* BEGIN LISTED RECORDS *

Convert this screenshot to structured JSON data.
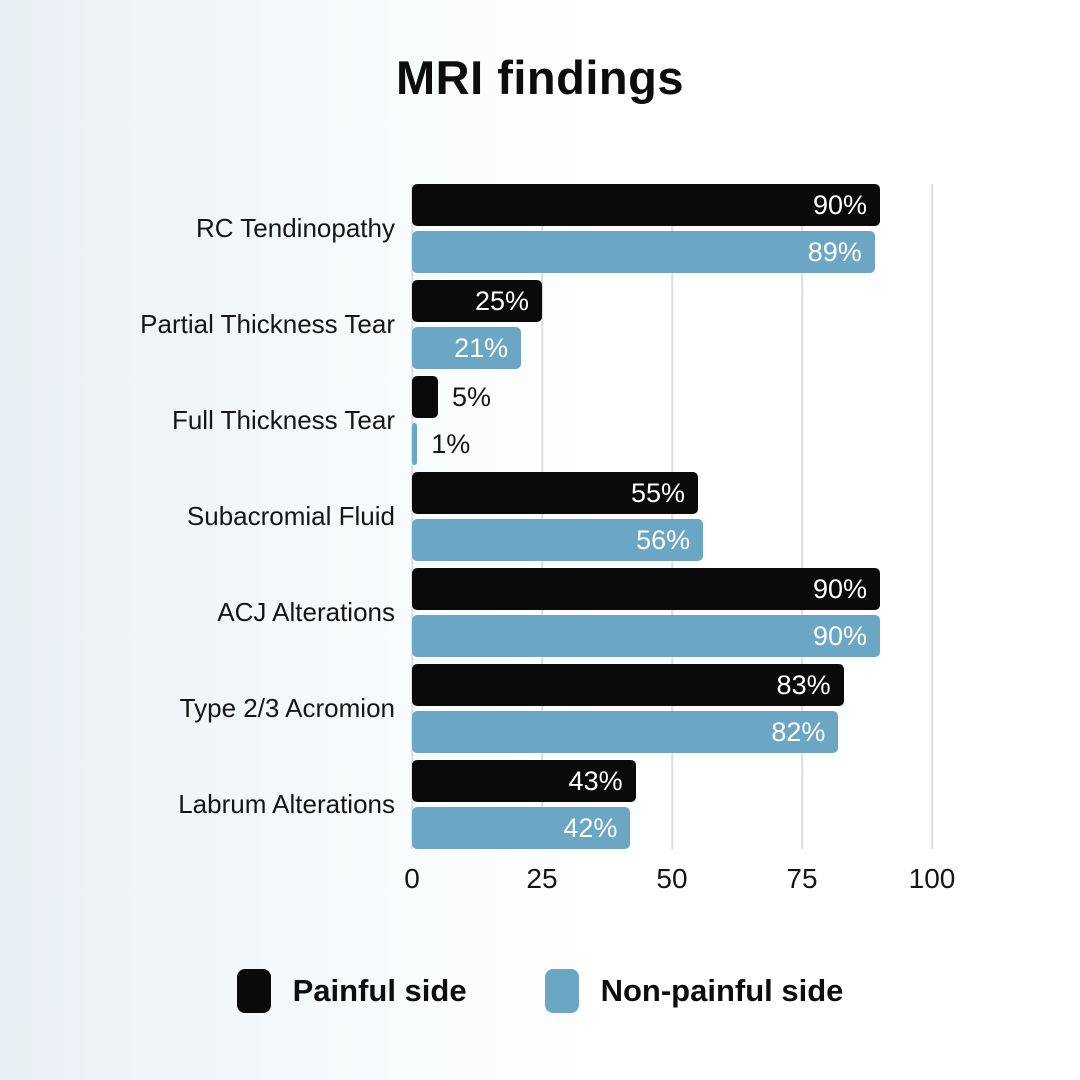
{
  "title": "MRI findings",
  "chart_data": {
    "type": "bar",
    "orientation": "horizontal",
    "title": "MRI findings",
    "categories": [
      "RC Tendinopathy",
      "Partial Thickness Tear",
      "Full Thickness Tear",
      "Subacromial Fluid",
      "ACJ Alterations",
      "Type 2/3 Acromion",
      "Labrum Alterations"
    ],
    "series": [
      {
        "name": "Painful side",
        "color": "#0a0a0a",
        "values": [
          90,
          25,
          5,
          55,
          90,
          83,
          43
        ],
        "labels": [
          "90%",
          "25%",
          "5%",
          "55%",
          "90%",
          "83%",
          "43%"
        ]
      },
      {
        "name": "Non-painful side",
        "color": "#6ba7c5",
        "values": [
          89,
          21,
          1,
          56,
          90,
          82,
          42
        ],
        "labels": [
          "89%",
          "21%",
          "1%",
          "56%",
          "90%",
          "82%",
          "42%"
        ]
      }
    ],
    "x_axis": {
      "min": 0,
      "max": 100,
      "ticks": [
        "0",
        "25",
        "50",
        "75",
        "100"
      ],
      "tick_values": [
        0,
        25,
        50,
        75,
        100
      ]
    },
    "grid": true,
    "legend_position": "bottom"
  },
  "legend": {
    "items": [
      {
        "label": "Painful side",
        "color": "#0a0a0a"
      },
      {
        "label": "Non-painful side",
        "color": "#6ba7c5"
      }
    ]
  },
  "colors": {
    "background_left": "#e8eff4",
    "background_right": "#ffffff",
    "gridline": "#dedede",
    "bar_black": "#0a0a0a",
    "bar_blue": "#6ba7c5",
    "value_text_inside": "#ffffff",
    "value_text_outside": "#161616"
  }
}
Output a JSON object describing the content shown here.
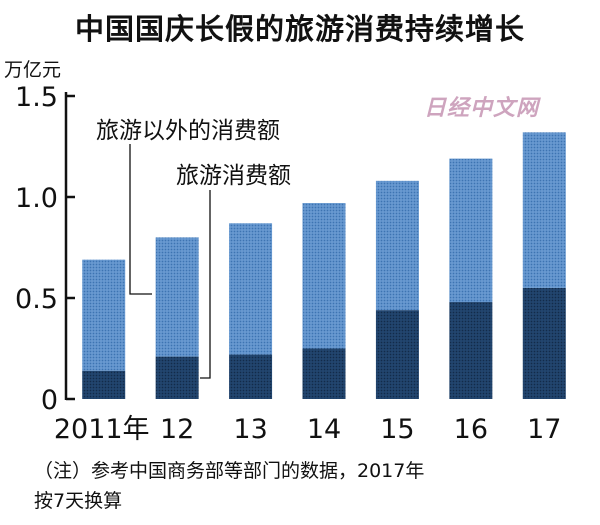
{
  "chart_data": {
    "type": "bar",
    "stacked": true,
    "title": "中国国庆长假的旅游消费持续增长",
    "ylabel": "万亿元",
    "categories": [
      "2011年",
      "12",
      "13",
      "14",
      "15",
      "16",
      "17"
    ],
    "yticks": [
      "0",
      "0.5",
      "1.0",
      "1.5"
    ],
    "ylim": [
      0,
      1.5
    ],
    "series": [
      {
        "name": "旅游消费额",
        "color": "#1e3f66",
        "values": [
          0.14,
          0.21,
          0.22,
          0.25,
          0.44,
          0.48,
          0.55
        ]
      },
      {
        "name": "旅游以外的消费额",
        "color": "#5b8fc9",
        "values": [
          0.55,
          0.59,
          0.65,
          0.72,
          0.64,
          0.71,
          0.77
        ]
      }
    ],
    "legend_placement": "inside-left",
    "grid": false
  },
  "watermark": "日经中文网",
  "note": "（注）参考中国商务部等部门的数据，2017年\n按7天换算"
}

* END LISTED RECORDS *
* BEGIN LISTED RECORDS *

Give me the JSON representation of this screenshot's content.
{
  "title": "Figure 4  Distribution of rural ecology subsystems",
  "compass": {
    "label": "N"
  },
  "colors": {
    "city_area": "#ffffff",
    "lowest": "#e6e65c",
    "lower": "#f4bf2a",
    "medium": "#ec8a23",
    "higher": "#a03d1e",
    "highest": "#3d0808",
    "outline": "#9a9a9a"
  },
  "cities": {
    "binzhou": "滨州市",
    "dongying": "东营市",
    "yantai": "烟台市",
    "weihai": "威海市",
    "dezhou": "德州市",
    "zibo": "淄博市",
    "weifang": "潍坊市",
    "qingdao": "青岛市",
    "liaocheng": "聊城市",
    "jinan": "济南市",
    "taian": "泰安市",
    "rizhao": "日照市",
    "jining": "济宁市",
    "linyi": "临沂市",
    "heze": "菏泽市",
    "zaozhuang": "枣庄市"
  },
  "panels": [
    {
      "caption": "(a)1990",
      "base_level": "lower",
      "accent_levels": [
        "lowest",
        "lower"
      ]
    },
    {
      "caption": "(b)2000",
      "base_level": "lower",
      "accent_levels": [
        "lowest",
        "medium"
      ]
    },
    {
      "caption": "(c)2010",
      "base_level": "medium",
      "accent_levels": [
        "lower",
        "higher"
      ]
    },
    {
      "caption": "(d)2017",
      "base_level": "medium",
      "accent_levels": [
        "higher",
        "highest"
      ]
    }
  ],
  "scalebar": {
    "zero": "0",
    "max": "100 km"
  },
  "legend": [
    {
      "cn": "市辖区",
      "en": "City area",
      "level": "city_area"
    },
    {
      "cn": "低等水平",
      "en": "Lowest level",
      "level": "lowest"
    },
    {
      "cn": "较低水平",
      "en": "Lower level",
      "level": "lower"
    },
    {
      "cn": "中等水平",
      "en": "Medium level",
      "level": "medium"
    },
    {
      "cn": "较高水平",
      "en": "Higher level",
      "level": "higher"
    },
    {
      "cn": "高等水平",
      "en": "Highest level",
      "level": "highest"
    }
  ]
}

* END LISTED RECORDS *

In the listing, find each line with the string "findings" and copy it.

  "title": "MRI findings",
    "title": "MRI findings",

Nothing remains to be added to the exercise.